- _SUPPLIED INFORMATION_:
====

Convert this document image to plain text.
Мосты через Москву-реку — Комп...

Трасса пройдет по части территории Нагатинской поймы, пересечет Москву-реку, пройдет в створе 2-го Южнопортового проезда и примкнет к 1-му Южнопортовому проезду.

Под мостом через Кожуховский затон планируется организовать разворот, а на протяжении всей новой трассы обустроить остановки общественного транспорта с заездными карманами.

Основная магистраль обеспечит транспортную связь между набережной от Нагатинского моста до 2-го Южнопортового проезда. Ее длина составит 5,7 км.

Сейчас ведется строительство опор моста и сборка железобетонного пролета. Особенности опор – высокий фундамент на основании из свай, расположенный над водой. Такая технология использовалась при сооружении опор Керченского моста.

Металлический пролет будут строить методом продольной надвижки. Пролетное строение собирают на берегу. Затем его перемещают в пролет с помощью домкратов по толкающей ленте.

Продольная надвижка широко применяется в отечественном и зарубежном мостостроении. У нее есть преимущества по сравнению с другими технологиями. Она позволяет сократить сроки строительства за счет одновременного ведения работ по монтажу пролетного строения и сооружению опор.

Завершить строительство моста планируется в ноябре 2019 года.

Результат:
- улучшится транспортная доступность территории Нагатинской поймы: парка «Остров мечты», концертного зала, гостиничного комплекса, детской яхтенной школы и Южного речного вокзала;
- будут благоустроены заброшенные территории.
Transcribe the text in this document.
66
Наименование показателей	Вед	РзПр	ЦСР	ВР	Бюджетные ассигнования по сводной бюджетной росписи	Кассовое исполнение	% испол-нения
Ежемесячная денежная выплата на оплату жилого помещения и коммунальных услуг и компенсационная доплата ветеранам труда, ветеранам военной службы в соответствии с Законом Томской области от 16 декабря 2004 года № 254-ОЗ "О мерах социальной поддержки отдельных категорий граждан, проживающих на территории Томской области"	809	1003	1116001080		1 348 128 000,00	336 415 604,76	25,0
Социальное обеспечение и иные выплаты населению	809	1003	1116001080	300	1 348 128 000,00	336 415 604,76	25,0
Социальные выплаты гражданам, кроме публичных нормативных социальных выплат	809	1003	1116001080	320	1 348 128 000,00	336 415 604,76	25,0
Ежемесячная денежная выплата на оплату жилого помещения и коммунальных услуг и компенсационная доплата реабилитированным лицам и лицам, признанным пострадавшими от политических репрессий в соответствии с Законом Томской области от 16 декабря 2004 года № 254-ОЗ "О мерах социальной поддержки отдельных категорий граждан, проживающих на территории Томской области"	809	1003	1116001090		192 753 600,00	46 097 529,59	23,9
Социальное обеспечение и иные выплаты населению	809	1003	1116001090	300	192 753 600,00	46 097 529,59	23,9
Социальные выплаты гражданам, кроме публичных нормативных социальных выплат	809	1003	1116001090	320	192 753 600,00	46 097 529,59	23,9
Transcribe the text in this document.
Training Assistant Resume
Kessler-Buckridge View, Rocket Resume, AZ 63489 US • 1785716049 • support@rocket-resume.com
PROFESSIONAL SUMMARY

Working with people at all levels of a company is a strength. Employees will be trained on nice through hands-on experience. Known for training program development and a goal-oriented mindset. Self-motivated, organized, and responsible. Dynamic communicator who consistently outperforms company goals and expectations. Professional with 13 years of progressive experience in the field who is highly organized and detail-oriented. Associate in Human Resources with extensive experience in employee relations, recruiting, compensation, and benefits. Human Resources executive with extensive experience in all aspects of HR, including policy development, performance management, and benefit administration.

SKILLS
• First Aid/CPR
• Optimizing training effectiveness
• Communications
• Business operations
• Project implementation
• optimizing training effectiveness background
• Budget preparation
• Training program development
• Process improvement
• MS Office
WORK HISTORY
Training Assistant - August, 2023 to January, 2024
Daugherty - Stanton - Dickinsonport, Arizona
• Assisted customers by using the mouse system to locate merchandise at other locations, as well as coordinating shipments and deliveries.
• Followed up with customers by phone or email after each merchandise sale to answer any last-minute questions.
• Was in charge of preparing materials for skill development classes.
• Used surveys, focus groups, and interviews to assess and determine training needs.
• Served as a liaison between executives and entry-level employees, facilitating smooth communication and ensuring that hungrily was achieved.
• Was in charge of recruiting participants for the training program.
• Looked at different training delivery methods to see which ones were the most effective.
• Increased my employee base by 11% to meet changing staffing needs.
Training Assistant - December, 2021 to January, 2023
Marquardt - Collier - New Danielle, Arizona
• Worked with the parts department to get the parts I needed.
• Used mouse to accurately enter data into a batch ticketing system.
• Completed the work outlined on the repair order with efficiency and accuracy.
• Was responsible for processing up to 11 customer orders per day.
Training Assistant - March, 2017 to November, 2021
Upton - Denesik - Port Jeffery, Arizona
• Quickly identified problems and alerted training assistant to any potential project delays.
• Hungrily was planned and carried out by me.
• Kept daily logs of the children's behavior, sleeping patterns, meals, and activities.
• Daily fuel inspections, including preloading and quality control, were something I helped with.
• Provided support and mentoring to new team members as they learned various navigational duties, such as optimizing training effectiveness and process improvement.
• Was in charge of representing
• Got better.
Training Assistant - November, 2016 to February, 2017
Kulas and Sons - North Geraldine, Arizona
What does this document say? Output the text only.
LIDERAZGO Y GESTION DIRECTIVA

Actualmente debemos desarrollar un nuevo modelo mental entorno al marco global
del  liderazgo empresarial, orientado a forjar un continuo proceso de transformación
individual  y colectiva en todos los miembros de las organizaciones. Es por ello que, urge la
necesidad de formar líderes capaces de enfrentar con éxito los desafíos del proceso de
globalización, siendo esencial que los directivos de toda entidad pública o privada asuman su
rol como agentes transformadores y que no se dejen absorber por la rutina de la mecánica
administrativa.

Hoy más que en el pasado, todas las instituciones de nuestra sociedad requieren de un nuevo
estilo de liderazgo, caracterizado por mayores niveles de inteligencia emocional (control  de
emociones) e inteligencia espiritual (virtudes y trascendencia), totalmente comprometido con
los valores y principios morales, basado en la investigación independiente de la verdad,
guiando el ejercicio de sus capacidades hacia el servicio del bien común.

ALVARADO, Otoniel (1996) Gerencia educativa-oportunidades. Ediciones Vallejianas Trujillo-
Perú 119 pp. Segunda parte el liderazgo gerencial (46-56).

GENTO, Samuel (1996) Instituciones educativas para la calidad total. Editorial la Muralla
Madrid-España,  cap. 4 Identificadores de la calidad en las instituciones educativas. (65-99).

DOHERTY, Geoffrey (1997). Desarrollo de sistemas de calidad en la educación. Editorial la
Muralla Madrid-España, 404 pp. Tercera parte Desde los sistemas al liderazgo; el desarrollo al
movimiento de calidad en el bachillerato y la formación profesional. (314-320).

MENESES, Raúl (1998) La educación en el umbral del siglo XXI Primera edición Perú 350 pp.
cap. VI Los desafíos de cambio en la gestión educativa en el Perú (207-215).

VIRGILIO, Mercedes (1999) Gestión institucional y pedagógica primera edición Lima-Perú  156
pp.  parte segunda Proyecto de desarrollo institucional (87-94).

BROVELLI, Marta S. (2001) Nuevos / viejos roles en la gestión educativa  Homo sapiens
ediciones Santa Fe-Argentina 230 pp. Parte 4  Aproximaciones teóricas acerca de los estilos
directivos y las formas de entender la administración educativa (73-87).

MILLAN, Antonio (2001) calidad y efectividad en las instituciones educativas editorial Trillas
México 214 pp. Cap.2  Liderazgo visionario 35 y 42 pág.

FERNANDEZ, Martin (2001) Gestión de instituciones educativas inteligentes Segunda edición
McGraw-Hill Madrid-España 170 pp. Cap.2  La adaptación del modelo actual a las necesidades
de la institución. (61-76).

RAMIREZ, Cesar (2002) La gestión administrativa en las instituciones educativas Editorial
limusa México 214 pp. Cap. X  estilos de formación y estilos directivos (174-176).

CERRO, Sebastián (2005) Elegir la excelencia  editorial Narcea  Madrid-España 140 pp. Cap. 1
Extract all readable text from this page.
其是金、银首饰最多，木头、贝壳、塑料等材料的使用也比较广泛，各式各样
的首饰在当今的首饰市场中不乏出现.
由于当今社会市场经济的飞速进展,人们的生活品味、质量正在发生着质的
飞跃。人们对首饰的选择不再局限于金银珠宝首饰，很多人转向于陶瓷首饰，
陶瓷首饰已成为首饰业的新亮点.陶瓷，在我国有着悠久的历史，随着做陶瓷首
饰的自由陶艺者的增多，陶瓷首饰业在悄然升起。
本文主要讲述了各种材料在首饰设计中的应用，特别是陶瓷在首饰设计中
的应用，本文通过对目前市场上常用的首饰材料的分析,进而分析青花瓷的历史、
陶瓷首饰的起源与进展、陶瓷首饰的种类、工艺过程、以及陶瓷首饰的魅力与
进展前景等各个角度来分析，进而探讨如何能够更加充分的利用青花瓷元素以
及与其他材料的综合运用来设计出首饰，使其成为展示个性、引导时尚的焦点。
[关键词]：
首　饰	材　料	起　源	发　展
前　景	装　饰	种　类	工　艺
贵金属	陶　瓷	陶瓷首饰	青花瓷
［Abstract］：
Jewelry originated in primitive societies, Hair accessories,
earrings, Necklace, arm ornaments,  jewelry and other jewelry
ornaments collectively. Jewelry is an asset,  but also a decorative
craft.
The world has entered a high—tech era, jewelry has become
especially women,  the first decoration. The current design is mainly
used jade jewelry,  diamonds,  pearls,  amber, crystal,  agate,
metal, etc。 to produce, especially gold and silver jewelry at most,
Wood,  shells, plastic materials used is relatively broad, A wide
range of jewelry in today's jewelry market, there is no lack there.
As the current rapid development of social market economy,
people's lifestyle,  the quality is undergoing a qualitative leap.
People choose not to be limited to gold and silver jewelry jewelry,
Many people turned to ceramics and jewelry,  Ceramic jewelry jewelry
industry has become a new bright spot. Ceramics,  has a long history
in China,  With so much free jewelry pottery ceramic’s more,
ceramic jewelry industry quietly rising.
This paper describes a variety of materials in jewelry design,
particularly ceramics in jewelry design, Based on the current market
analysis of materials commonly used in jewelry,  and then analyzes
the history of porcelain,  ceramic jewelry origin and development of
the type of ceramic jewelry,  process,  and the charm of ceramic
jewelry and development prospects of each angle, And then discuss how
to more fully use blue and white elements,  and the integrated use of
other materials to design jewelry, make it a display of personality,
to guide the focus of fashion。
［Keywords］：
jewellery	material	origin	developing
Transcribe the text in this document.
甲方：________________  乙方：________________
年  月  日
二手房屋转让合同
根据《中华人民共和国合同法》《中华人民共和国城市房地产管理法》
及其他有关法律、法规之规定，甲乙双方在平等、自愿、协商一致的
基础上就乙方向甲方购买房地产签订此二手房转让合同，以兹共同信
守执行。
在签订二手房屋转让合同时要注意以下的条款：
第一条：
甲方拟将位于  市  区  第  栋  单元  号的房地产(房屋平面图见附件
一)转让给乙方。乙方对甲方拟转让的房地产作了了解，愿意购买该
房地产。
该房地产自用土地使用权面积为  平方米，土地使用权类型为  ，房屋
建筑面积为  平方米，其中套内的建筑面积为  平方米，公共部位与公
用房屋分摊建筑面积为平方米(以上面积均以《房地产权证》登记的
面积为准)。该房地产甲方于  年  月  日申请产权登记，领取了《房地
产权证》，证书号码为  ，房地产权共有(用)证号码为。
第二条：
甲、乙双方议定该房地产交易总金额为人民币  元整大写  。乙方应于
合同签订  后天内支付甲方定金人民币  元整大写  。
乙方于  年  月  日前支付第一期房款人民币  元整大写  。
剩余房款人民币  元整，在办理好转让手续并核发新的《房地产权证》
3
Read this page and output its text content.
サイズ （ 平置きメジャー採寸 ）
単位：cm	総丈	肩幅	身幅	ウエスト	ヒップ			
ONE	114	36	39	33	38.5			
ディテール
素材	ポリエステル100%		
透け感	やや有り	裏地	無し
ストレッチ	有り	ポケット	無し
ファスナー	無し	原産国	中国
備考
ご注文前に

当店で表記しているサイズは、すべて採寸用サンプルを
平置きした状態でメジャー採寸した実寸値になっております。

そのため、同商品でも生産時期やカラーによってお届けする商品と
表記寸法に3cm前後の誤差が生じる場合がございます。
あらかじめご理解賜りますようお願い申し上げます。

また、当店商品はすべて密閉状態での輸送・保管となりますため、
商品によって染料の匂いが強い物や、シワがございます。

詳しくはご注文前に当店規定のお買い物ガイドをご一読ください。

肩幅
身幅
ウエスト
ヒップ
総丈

====

- _WHAT THE TASK REQUIRES_:
Exactly repeat the lines from the line that contains "Read this page and output its text content." to the end of the entries, both included, and leave out all other lines.

- _THE SOLUTION_:
Read this page and output its text content.
サイズ （ 平置きメジャー採寸 ）
単位：cm	総丈	肩幅	身幅	ウエスト	ヒップ			
ONE	114	36	39	33	38.5			
ディテール
素材	ポリエステル100%		
透け感	やや有り	裏地	無し
ストレッチ	有り	ポケット	無し
ファスナー	無し	原産国	中国
備考
ご注文前に

当店で表記しているサイズは、すべて採寸用サンプルを
平置きした状態でメジャー採寸した実寸値になっております。

そのため、同商品でも生産時期やカラーによってお届けする商品と
表記寸法に3cm前後の誤差が生じる場合がございます。
あらかじめご理解賜りますようお願い申し上げます。

また、当店商品はすべて密閉状態での輸送・保管となりますため、
商品によって染料の匂いが強い物や、シワがございます。

詳しくはご注文前に当店規定のお買い物ガイドをご一読ください。

肩幅
身幅
ウエスト
ヒップ
総丈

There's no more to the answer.